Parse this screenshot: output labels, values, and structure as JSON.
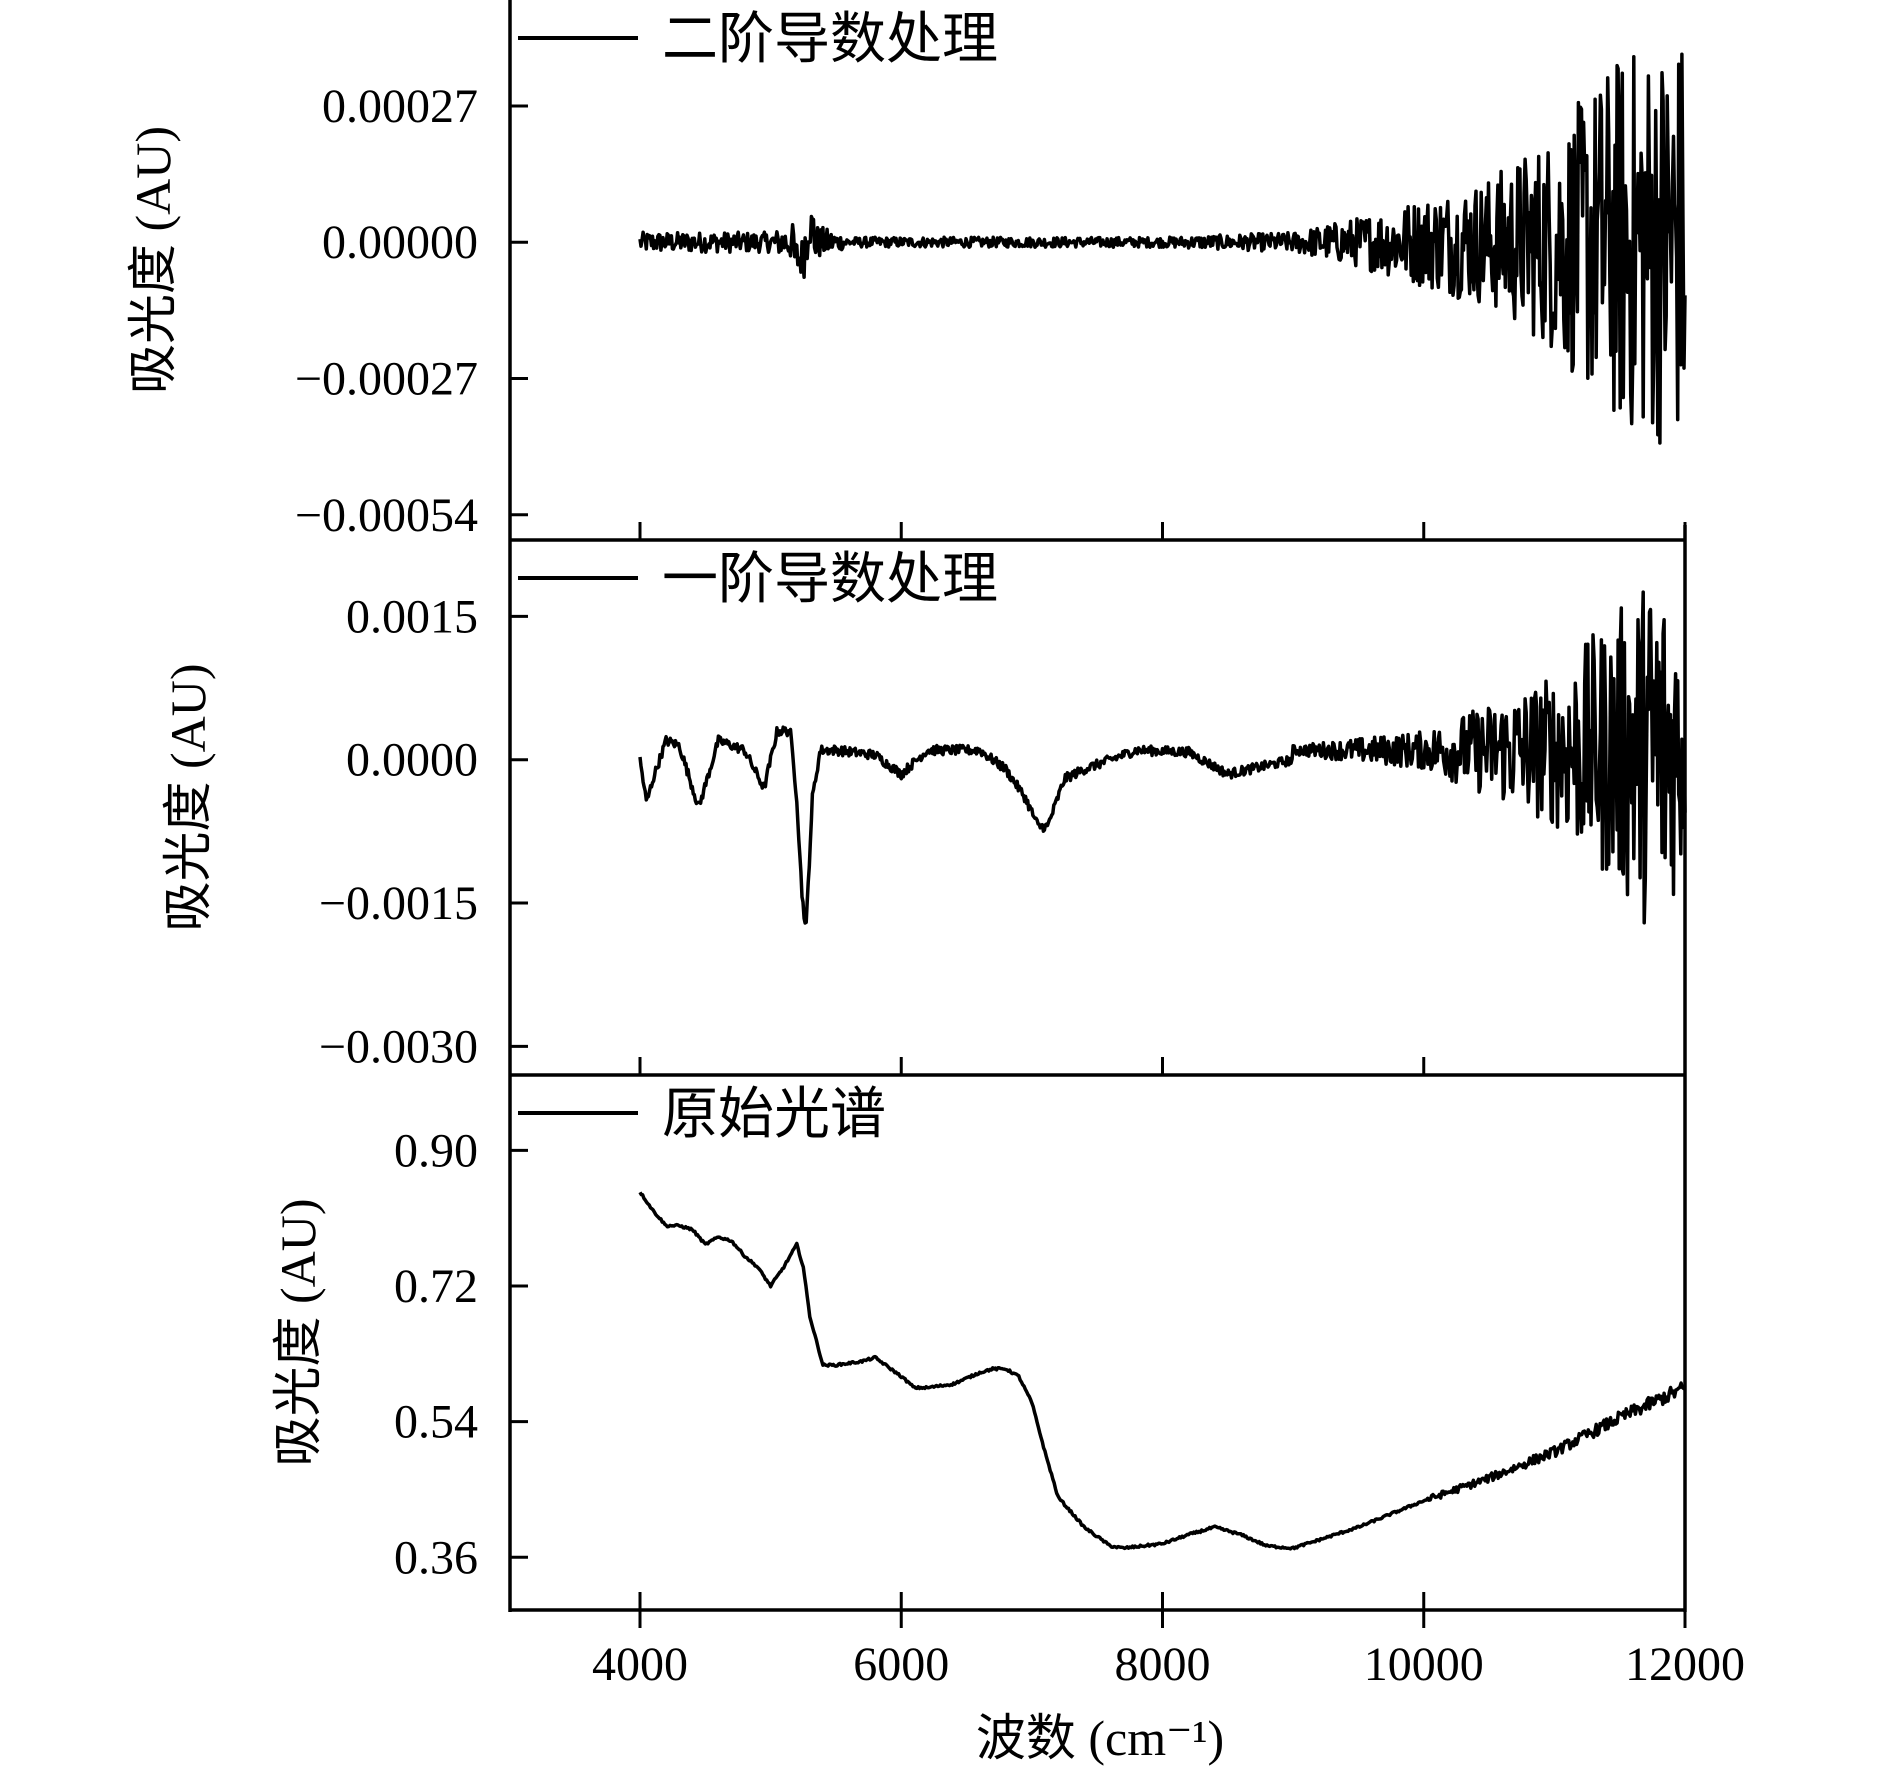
{
  "figure": {
    "xlabel": "波数 (cm⁻¹)",
    "x_ticks": [
      4000,
      6000,
      8000,
      10000,
      12000
    ],
    "x_tick_labels": [
      "4000",
      "6000",
      "8000",
      "10000",
      "12000"
    ]
  },
  "colors": {
    "line": "#000000",
    "axis": "#000000"
  },
  "chart_data": [
    {
      "type": "line",
      "panel": "top",
      "legend": "二阶导数处理",
      "legend_position": "top-left",
      "ylabel": "吸光度 (AU)",
      "xlim": [
        3000,
        12000
      ],
      "ylim": [
        -0.00059,
        0.00048
      ],
      "y_ticks": [
        0.00027,
        0.0,
        -0.00027,
        -0.00054
      ],
      "y_tick_labels": [
        "0.00027",
        "0.00000",
        "−0.00027",
        "−0.00054"
      ],
      "x_range": [
        4000,
        12000
      ],
      "x": [
        4000,
        4500,
        5000,
        5200,
        5300,
        5600,
        6000,
        7000,
        8000,
        9000,
        9500,
        10000,
        10500,
        11000,
        11500,
        12000
      ],
      "envelope": [
        2e-05,
        2e-05,
        2e-05,
        4e-05,
        4e-05,
        1e-05,
        1e-05,
        1e-05,
        1e-05,
        2e-05,
        5e-05,
        9e-05,
        0.00013,
        0.00022,
        0.00038,
        0.00042
      ],
      "features": [
        {
          "x": 5200,
          "y": -4e-05
        },
        {
          "x": 5300,
          "y": 4e-05
        }
      ]
    },
    {
      "type": "line",
      "panel": "middle",
      "legend": "一阶导数处理",
      "legend_position": "top-left",
      "ylabel": "吸光度 (AU)",
      "xlim": [
        3000,
        12000
      ],
      "ylim": [
        -0.0033,
        0.0023
      ],
      "y_ticks": [
        0.0015,
        0.0,
        -0.0015,
        -0.003
      ],
      "y_tick_labels": [
        "0.0015",
        "0.0000",
        "−0.0015",
        "−0.0030"
      ],
      "x": [
        4000,
        4050,
        4100,
        4200,
        4300,
        4450,
        4600,
        4800,
        4950,
        5050,
        5150,
        5200,
        5240,
        5270,
        5320,
        5380,
        5500,
        5800,
        6000,
        6200,
        6600,
        6800,
        6950,
        7050,
        7120,
        7250,
        7400,
        7600,
        7800,
        8200,
        8500,
        9000,
        9500,
        10000
      ],
      "values": [
        0.0,
        -0.00045,
        -0.0002,
        0.0002,
        0.00015,
        -0.0005,
        0.0002,
        0.0001,
        -0.0003,
        0.0003,
        0.0003,
        -0.0004,
        -0.0014,
        -0.0018,
        -0.0004,
        0.0001,
        0.0001,
        5e-05,
        -0.00015,
        0.0001,
        0.0001,
        -0.0001,
        -0.0004,
        -0.0007,
        -0.0007,
        -0.0002,
        -0.0001,
        0.0,
        0.0001,
        8e-05,
        -0.00015,
        0.0,
        0.0001,
        0.0001
      ],
      "noise_envelope": {
        "x": [
          9000,
          10000,
          10500,
          11000,
          11500,
          11800,
          12000
        ],
        "amplitude": [
          5e-05,
          0.0002,
          0.0005,
          0.0008,
          0.0015,
          0.002,
          0.0012
        ]
      }
    },
    {
      "type": "line",
      "panel": "bottom",
      "legend": "原始光谱",
      "legend_position": "top-left",
      "ylabel": "吸光度 (AU)",
      "xlim": [
        3000,
        12000
      ],
      "ylim": [
        0.29,
        1.0
      ],
      "y_ticks": [
        0.9,
        0.72,
        0.54,
        0.36
      ],
      "y_tick_labels": [
        "0.90",
        "0.72",
        "0.54",
        "0.36"
      ],
      "x": [
        4000,
        4100,
        4200,
        4300,
        4400,
        4500,
        4600,
        4700,
        4800,
        4900,
        5000,
        5100,
        5200,
        5250,
        5300,
        5400,
        5500,
        5700,
        5800,
        6000,
        6100,
        6200,
        6400,
        6600,
        6700,
        6800,
        6900,
        7000,
        7100,
        7200,
        7400,
        7600,
        7700,
        8000,
        8200,
        8400,
        8600,
        8800,
        9000,
        9500,
        10000,
        10500,
        11000,
        11500,
        12000
      ],
      "values": [
        0.845,
        0.82,
        0.8,
        0.8,
        0.795,
        0.775,
        0.785,
        0.78,
        0.76,
        0.745,
        0.72,
        0.745,
        0.775,
        0.745,
        0.68,
        0.615,
        0.615,
        0.62,
        0.625,
        0.6,
        0.585,
        0.585,
        0.59,
        0.605,
        0.61,
        0.61,
        0.6,
        0.565,
        0.5,
        0.44,
        0.4,
        0.375,
        0.372,
        0.378,
        0.39,
        0.4,
        0.39,
        0.375,
        0.372,
        0.4,
        0.435,
        0.465,
        0.5,
        0.545,
        0.585
      ]
    }
  ]
}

> [PROBLEM DESCRIPTION]: The data above needs to be retyped exactly, with the images left out.

> [EXERCISE RESPONSE]:
Parse this screenshot: output labels, values, and structure as JSON.
{
  "figure": {
    "xlabel": "波数 (cm⁻¹)",
    "x_ticks": [
      4000,
      6000,
      8000,
      10000,
      12000
    ],
    "x_tick_labels": [
      "4000",
      "6000",
      "8000",
      "10000",
      "12000"
    ]
  },
  "colors": {
    "line": "#000000",
    "axis": "#000000"
  },
  "chart_data": [
    {
      "type": "line",
      "panel": "top",
      "legend": "二阶导数处理",
      "legend_position": "top-left",
      "ylabel": "吸光度 (AU)",
      "xlim": [
        3000,
        12000
      ],
      "ylim": [
        -0.00059,
        0.00048
      ],
      "y_ticks": [
        0.00027,
        0.0,
        -0.00027,
        -0.00054
      ],
      "y_tick_labels": [
        "0.00027",
        "0.00000",
        "−0.00027",
        "−0.00054"
      ],
      "x_range": [
        4000,
        12000
      ],
      "x": [
        4000,
        4500,
        5000,
        5200,
        5300,
        5600,
        6000,
        7000,
        8000,
        9000,
        9500,
        10000,
        10500,
        11000,
        11500,
        12000
      ],
      "envelope": [
        2e-05,
        2e-05,
        2e-05,
        4e-05,
        4e-05,
        1e-05,
        1e-05,
        1e-05,
        1e-05,
        2e-05,
        5e-05,
        9e-05,
        0.00013,
        0.00022,
        0.00038,
        0.00042
      ],
      "features": [
        {
          "x": 5200,
          "y": -4e-05
        },
        {
          "x": 5300,
          "y": 4e-05
        }
      ]
    },
    {
      "type": "line",
      "panel": "middle",
      "legend": "一阶导数处理",
      "legend_position": "top-left",
      "ylabel": "吸光度 (AU)",
      "xlim": [
        3000,
        12000
      ],
      "ylim": [
        -0.0033,
        0.0023
      ],
      "y_ticks": [
        0.0015,
        0.0,
        -0.0015,
        -0.003
      ],
      "y_tick_labels": [
        "0.0015",
        "0.0000",
        "−0.0015",
        "−0.0030"
      ],
      "x": [
        4000,
        4050,
        4100,
        4200,
        4300,
        4450,
        4600,
        4800,
        4950,
        5050,
        5150,
        5200,
        5240,
        5270,
        5320,
        5380,
        5500,
        5800,
        6000,
        6200,
        6600,
        6800,
        6950,
        7050,
        7120,
        7250,
        7400,
        7600,
        7800,
        8200,
        8500,
        9000,
        9500,
        10000
      ],
      "values": [
        0.0,
        -0.00045,
        -0.0002,
        0.0002,
        0.00015,
        -0.0005,
        0.0002,
        0.0001,
        -0.0003,
        0.0003,
        0.0003,
        -0.0004,
        -0.0014,
        -0.0018,
        -0.0004,
        0.0001,
        0.0001,
        5e-05,
        -0.00015,
        0.0001,
        0.0001,
        -0.0001,
        -0.0004,
        -0.0007,
        -0.0007,
        -0.0002,
        -0.0001,
        0.0,
        0.0001,
        8e-05,
        -0.00015,
        0.0,
        0.0001,
        0.0001
      ],
      "noise_envelope": {
        "x": [
          9000,
          10000,
          10500,
          11000,
          11500,
          11800,
          12000
        ],
        "amplitude": [
          5e-05,
          0.0002,
          0.0005,
          0.0008,
          0.0015,
          0.002,
          0.0012
        ]
      }
    },
    {
      "type": "line",
      "panel": "bottom",
      "legend": "原始光谱",
      "legend_position": "top-left",
      "ylabel": "吸光度 (AU)",
      "xlim": [
        3000,
        12000
      ],
      "ylim": [
        0.29,
        1.0
      ],
      "y_ticks": [
        0.9,
        0.72,
        0.54,
        0.36
      ],
      "y_tick_labels": [
        "0.90",
        "0.72",
        "0.54",
        "0.36"
      ],
      "x": [
        4000,
        4100,
        4200,
        4300,
        4400,
        4500,
        4600,
        4700,
        4800,
        4900,
        5000,
        5100,
        5200,
        5250,
        5300,
        5400,
        5500,
        5700,
        5800,
        6000,
        6100,
        6200,
        6400,
        6600,
        6700,
        6800,
        6900,
        7000,
        7100,
        7200,
        7400,
        7600,
        7700,
        8000,
        8200,
        8400,
        8600,
        8800,
        9000,
        9500,
        10000,
        10500,
        11000,
        11500,
        12000
      ],
      "values": [
        0.845,
        0.82,
        0.8,
        0.8,
        0.795,
        0.775,
        0.785,
        0.78,
        0.76,
        0.745,
        0.72,
        0.745,
        0.775,
        0.745,
        0.68,
        0.615,
        0.615,
        0.62,
        0.625,
        0.6,
        0.585,
        0.585,
        0.59,
        0.605,
        0.61,
        0.61,
        0.6,
        0.565,
        0.5,
        0.44,
        0.4,
        0.375,
        0.372,
        0.378,
        0.39,
        0.4,
        0.39,
        0.375,
        0.372,
        0.4,
        0.435,
        0.465,
        0.5,
        0.545,
        0.585
      ]
    }
  ]
}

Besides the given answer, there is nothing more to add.